-- Start --
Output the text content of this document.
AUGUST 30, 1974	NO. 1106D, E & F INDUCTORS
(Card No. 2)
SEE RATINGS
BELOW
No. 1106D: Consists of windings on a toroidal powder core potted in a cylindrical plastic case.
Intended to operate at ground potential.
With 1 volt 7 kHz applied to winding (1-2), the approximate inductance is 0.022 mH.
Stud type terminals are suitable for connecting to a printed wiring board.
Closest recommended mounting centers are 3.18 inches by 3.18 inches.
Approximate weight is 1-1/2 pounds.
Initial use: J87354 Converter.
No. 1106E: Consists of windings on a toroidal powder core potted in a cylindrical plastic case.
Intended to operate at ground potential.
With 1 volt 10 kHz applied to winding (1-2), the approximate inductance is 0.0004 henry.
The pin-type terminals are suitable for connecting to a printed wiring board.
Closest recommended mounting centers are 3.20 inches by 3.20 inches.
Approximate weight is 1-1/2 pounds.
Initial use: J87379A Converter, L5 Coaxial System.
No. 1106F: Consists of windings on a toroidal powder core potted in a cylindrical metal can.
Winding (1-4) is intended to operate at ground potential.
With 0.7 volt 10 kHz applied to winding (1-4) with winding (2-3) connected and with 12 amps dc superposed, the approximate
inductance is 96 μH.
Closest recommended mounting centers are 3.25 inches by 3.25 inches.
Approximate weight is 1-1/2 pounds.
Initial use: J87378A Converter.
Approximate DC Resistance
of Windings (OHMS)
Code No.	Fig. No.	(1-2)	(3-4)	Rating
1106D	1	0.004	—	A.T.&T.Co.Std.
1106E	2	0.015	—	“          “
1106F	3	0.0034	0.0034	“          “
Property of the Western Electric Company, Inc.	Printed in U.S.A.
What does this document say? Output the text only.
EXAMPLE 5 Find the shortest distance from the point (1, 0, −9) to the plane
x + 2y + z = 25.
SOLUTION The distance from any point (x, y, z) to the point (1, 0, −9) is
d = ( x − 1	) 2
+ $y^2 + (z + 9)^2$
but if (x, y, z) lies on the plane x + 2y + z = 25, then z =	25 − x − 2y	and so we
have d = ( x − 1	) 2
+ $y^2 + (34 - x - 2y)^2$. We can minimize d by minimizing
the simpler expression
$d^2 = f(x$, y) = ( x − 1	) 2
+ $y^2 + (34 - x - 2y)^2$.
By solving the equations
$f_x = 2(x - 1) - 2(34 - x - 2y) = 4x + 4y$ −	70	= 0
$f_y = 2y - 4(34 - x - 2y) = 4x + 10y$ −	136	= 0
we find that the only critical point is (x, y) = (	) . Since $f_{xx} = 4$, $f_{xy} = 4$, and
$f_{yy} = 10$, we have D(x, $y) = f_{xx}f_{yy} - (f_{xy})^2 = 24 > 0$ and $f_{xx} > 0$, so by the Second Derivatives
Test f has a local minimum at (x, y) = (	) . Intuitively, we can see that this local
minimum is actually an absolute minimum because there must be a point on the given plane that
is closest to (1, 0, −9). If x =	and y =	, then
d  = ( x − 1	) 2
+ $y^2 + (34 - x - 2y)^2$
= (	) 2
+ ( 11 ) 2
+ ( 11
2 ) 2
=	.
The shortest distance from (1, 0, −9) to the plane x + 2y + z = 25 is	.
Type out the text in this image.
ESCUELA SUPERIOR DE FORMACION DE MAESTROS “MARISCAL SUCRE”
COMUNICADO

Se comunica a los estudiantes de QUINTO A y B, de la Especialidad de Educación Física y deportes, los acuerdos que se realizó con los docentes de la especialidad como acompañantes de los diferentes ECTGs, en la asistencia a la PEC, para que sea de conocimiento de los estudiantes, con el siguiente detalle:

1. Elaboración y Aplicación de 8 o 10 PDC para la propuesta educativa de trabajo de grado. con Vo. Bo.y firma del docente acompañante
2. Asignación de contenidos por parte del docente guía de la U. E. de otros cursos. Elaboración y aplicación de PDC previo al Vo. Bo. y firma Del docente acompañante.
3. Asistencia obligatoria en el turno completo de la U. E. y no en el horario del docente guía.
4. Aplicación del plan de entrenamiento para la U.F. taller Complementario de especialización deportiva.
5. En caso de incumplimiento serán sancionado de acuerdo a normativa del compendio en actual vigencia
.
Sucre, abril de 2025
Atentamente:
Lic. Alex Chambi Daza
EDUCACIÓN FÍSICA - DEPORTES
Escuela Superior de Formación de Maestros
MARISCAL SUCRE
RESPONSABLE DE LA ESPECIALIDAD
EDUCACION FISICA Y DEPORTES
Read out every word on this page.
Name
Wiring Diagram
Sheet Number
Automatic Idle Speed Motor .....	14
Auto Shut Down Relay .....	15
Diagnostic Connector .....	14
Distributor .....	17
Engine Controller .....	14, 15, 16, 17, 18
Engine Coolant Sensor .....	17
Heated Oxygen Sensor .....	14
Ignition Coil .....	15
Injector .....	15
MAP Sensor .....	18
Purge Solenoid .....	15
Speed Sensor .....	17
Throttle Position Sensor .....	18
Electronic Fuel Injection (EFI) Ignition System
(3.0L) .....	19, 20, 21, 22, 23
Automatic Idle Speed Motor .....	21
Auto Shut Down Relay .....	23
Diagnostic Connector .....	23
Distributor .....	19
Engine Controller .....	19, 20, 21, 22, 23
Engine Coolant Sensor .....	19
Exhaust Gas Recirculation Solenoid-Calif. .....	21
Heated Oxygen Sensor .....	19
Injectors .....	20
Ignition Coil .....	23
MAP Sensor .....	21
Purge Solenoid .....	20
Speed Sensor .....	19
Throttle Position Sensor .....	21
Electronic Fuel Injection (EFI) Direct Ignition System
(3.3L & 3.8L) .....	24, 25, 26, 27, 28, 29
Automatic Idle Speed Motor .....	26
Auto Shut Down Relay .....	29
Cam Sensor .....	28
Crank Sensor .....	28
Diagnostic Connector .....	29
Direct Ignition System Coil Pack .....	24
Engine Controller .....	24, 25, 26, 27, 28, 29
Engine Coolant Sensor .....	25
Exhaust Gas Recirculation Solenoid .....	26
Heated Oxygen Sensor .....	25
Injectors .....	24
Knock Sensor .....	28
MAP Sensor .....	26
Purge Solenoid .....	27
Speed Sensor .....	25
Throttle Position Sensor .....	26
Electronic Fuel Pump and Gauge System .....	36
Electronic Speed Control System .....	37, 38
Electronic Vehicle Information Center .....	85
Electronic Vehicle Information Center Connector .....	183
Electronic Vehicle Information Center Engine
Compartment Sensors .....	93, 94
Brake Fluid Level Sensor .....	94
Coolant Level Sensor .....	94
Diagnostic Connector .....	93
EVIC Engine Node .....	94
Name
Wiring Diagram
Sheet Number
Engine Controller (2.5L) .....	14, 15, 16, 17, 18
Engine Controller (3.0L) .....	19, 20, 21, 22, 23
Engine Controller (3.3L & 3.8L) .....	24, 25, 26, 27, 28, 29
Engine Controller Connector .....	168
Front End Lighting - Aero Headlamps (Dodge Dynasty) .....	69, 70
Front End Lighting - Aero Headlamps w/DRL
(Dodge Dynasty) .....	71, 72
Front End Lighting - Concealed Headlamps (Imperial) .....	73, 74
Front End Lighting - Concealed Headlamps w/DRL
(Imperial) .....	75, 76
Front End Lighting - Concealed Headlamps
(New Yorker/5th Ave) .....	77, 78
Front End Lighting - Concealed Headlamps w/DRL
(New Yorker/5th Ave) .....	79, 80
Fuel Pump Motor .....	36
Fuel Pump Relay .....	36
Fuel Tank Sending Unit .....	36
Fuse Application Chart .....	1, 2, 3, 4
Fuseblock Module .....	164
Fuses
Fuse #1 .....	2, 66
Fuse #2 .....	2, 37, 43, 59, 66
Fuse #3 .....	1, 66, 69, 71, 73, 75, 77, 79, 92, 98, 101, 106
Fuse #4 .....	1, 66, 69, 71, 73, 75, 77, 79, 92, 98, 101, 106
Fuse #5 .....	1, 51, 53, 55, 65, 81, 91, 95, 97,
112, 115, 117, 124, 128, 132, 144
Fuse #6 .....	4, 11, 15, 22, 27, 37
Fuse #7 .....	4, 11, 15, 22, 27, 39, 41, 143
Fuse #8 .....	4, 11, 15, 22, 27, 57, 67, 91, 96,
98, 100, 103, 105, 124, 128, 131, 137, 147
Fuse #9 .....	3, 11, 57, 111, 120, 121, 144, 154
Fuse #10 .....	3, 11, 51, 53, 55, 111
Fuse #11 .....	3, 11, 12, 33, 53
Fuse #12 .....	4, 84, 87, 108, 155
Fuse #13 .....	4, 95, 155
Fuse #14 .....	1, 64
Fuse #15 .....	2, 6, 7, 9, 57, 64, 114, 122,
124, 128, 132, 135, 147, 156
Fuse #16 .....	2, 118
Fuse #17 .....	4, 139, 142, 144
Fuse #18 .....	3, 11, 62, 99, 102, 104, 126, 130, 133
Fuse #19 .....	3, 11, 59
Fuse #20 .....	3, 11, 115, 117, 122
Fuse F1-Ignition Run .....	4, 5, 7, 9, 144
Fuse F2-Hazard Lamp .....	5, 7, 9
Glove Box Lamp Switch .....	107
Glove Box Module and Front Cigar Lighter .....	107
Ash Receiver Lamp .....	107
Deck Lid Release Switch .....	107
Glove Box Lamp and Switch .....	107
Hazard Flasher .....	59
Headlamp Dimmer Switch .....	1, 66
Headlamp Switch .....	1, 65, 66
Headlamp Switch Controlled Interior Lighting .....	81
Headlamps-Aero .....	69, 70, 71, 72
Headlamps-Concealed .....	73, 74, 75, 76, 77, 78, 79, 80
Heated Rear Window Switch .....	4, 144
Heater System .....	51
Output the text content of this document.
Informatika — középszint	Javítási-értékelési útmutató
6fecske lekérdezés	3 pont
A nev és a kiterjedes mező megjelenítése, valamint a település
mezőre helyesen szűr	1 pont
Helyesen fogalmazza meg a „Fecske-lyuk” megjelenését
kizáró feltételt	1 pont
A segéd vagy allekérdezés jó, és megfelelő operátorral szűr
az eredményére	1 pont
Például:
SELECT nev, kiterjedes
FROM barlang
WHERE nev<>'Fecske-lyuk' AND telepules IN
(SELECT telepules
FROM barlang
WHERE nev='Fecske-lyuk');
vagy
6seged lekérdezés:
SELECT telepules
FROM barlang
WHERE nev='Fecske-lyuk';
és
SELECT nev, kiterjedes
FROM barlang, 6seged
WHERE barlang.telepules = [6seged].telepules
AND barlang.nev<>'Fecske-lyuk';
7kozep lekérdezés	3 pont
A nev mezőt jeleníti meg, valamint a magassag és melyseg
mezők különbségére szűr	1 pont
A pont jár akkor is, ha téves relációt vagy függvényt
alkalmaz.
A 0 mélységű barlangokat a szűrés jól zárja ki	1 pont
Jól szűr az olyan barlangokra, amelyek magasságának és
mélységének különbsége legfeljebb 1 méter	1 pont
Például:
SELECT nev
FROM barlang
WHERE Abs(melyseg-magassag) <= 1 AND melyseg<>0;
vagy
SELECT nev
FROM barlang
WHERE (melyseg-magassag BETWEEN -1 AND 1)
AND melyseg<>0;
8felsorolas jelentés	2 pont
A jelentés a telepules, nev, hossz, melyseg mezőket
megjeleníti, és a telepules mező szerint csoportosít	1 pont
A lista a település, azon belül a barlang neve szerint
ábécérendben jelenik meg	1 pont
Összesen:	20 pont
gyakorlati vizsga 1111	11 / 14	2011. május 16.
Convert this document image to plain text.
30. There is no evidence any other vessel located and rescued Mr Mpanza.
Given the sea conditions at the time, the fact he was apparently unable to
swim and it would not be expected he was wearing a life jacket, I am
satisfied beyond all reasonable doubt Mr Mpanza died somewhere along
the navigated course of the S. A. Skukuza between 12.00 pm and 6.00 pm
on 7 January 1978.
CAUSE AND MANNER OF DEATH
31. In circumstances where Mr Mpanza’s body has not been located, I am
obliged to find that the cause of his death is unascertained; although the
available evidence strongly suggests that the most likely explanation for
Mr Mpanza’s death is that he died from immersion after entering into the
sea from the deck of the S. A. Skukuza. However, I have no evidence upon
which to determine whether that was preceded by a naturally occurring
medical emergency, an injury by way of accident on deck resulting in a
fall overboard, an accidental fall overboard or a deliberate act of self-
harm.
-- End --
**Aim**
Go through the material above and count the lines that contain "only"; answer with the number alone.

**Answer below**
2